> _Work required_: Below are some entries. Output each one exactly as it appears.

> _Material_:

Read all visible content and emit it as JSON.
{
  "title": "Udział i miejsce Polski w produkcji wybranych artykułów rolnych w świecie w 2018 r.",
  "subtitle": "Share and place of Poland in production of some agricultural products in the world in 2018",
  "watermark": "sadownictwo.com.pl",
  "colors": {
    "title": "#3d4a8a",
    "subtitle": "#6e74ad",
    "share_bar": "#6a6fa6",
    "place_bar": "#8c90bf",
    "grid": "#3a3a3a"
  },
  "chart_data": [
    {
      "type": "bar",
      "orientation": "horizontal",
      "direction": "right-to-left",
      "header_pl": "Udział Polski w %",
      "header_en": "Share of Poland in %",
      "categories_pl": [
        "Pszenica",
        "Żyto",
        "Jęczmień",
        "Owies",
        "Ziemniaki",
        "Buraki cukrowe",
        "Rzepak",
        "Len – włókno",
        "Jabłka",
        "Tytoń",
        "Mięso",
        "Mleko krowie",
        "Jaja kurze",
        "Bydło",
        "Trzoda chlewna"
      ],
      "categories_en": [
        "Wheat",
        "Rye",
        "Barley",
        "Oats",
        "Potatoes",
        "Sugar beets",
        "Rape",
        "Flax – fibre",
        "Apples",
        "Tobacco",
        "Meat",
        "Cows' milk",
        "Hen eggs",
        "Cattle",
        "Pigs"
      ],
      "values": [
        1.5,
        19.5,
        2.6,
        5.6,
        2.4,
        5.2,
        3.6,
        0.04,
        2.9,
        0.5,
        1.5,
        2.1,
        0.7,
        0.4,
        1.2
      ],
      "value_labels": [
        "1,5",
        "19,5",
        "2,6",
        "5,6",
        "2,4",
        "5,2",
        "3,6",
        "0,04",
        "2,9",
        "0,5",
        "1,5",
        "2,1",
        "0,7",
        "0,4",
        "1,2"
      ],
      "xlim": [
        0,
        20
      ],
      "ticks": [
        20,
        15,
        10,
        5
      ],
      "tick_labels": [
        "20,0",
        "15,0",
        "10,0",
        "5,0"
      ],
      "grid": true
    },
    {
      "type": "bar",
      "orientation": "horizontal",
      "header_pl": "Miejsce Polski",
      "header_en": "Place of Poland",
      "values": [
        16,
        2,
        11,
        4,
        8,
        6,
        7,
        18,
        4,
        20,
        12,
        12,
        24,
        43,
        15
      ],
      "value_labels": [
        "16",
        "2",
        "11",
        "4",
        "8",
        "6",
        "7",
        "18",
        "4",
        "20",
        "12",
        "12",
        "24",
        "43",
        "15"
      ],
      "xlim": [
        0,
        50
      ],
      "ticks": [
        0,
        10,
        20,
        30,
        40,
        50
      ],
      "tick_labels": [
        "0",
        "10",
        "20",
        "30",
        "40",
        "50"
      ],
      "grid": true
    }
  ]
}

> _Answer to this problem_:
Read all visible content and emit it as JSON.
{
  "title": "Udział i miejsce Polski w produkcji wybranych artykułów rolnych w świecie w 2018 r.",
  "subtitle": "Share and place of Poland in production of some agricultural products in the world in 2018",
  "watermark": "sadownictwo.com.pl",
  "colors": {
    "title": "#3d4a8a",
    "subtitle": "#6e74ad",
    "share_bar": "#6a6fa6",
    "place_bar": "#8c90bf",
    "grid": "#3a3a3a"
  },
  "chart_data": [
    {
      "type": "bar",
      "orientation": "horizontal",
      "direction": "right-to-left",
      "header_pl": "Udział Polski w %",
      "header_en": "Share of Poland in %",
      "categories_pl": [
        "Pszenica",
        "Żyto",
        "Jęczmień",
        "Owies",
        "Ziemniaki",
        "Buraki cukrowe",
        "Rzepak",
        "Len – włókno",
        "Jabłka",
        "Tytoń",
        "Mięso",
        "Mleko krowie",
        "Jaja kurze",
        "Bydło",
        "Trzoda chlewna"
      ],
      "categories_en": [
        "Wheat",
        "Rye",
        "Barley",
        "Oats",
        "Potatoes",
        "Sugar beets",
        "Rape",
        "Flax – fibre",
        "Apples",
        "Tobacco",
        "Meat",
        "Cows' milk",
        "Hen eggs",
        "Cattle",
        "Pigs"
      ],
      "values": [
        1.5,
        19.5,
        2.6,
        5.6,
        2.4,
        5.2,
        3.6,
        0.04,
        2.9,
        0.5,
        1.5,
        2.1,
        0.7,
        0.4,
        1.2
      ],
      "value_labels": [
        "1,5",
        "19,5",
        "2,6",
        "5,6",
        "2,4",
        "5,2",
        "3,6",
        "0,04",
        "2,9",
        "0,5",
        "1,5",
        "2,1",
        "0,7",
        "0,4",
        "1,2"
      ],
      "xlim": [
        0,
        20
      ],
      "ticks": [
        20,
        15,
        10,
        5
      ],
      "tick_labels": [
        "20,0",
        "15,0",
        "10,0",
        "5,0"
      ],
      "grid": true
    },
    {
      "type": "bar",
      "orientation": "horizontal",
      "header_pl": "Miejsce Polski",
      "header_en": "Place of Poland",
      "values": [
        16,
        2,
        11,
        4,
        8,
        6,
        7,
        18,
        4,
        20,
        12,
        12,
        24,
        43,
        15
      ],
      "value_labels": [
        "16",
        "2",
        "11",
        "4",
        "8",
        "6",
        "7",
        "18",
        "4",
        "20",
        "12",
        "12",
        "24",
        "43",
        "15"
      ],
      "xlim": [
        0,
        50
      ],
      "ticks": [
        0,
        10,
        20,
        30,
        40,
        50
      ],
      "tick_labels": [
        "0",
        "10",
        "20",
        "30",
        "40",
        "50"
      ],
      "grid": true
    }
  ]
}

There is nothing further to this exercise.